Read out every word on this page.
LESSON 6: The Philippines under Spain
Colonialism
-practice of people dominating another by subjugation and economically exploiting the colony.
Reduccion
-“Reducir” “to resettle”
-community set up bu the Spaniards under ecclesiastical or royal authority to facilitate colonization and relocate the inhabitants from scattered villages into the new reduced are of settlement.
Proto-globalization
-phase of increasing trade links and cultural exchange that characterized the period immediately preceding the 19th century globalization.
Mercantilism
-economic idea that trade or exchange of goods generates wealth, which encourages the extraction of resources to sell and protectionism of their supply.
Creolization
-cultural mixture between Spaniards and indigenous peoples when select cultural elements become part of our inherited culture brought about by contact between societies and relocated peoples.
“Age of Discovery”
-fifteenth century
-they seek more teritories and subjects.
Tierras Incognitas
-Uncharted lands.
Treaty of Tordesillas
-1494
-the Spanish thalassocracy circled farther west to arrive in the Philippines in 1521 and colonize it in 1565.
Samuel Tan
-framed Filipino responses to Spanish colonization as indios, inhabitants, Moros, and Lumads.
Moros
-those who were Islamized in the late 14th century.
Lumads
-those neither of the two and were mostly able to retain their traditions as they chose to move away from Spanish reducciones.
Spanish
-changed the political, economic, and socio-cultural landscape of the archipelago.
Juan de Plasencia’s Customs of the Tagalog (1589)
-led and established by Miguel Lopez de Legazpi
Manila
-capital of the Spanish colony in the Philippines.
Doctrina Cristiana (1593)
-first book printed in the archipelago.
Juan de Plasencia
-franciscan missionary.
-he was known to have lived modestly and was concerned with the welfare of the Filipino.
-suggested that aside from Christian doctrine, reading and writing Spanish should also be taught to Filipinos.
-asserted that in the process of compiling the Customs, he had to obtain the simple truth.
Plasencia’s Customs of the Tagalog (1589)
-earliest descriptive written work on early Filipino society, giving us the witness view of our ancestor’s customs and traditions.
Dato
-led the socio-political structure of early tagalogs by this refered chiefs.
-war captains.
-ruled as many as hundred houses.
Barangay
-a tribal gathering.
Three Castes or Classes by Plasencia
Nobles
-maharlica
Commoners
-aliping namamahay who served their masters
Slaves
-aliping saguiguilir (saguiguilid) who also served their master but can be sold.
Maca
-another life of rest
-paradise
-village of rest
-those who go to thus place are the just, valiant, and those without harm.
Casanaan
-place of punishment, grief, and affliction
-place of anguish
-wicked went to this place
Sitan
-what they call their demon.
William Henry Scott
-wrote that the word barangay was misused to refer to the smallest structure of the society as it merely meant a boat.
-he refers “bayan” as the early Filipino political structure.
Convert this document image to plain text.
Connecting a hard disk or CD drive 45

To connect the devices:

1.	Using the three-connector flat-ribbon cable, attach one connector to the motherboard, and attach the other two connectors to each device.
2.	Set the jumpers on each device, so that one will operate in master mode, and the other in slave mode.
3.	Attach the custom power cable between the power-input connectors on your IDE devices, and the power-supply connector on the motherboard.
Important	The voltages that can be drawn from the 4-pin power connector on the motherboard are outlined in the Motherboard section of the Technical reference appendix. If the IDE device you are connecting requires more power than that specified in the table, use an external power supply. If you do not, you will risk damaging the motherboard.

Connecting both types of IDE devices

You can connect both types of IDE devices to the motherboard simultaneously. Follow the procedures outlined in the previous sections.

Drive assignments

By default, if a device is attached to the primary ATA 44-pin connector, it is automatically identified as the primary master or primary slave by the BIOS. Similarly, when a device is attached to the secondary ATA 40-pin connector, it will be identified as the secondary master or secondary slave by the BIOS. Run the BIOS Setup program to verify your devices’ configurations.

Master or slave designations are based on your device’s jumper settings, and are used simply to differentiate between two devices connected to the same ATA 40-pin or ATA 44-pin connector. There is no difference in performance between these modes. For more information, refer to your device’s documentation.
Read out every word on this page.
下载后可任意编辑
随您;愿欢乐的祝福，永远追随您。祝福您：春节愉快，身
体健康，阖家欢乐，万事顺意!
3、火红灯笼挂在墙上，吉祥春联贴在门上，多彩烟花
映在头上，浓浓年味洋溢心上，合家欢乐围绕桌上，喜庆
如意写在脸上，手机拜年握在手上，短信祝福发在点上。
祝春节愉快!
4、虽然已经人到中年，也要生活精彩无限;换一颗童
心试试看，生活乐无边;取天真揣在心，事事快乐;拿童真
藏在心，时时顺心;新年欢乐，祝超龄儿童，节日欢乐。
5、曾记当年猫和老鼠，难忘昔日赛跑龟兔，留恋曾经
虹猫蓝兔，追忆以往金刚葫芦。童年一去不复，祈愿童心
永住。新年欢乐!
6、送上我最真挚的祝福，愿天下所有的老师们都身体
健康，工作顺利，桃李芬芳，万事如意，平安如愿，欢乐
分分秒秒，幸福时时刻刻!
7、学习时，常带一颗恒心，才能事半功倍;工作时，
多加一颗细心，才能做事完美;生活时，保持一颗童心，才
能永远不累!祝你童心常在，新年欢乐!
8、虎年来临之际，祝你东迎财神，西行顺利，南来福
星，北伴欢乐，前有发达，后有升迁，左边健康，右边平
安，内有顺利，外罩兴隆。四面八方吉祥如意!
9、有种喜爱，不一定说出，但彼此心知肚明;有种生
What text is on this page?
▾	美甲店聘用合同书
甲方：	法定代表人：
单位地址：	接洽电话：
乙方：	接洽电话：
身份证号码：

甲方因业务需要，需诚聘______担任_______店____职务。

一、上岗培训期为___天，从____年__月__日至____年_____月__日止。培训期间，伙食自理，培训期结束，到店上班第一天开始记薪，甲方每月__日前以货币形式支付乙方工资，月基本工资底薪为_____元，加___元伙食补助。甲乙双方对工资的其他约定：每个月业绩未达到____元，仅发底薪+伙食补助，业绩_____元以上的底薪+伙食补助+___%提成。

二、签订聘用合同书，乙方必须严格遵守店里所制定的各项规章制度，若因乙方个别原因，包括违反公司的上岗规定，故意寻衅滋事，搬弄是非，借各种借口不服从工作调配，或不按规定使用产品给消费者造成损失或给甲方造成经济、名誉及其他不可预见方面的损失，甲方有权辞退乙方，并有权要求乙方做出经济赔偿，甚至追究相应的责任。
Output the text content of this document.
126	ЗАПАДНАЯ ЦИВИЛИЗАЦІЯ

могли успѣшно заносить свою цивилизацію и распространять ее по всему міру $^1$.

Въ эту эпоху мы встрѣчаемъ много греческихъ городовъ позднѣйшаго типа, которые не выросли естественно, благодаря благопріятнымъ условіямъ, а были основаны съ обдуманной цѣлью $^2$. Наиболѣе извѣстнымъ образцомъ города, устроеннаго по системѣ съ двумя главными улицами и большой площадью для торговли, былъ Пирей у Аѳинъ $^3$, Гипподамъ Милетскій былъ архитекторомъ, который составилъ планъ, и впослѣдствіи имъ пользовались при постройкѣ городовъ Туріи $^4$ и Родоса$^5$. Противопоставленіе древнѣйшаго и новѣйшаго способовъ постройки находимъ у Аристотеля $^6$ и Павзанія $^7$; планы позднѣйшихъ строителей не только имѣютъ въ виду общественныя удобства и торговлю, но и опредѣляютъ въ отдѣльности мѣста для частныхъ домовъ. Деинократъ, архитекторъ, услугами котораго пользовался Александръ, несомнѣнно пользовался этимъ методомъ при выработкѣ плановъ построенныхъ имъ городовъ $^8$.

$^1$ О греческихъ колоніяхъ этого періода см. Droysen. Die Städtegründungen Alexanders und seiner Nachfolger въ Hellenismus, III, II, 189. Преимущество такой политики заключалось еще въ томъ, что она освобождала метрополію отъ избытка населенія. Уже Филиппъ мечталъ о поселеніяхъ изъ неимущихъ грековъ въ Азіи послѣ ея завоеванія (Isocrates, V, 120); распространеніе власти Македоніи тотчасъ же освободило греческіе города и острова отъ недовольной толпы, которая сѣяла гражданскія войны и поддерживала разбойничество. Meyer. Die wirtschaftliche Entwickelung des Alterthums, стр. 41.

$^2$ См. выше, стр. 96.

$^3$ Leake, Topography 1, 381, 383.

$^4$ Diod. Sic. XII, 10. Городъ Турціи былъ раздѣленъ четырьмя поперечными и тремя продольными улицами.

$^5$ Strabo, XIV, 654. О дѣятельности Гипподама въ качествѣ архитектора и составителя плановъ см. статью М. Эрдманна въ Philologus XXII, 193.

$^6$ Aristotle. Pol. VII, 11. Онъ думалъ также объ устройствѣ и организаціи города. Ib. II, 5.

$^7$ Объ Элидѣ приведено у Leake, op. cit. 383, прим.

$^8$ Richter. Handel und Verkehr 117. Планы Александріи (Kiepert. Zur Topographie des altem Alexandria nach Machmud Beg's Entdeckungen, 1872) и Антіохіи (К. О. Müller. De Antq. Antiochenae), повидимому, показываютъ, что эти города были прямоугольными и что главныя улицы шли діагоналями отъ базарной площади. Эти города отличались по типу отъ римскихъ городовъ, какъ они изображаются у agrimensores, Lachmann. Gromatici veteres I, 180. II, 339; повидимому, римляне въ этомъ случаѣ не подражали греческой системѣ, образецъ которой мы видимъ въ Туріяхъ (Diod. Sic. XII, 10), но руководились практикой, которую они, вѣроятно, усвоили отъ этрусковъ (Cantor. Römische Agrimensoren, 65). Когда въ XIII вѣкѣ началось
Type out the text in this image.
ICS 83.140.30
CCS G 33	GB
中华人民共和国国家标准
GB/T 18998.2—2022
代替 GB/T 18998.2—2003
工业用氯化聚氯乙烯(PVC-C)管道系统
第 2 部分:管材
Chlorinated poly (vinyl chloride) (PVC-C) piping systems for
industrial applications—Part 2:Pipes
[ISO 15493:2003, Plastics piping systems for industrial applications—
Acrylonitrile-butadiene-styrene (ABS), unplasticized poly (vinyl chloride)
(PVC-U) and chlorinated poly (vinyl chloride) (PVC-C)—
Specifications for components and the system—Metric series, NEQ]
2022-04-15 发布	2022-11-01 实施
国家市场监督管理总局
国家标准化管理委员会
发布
○ ○ ○ ○ ○
## Work required
Pull out all lines from the entries above that include the word "piping".

## Result of this exercise
Chlorinated poly (vinyl chloride) (PVC-C) piping systems for
[ISO 15493:2003, Plastics piping systems for industrial applications—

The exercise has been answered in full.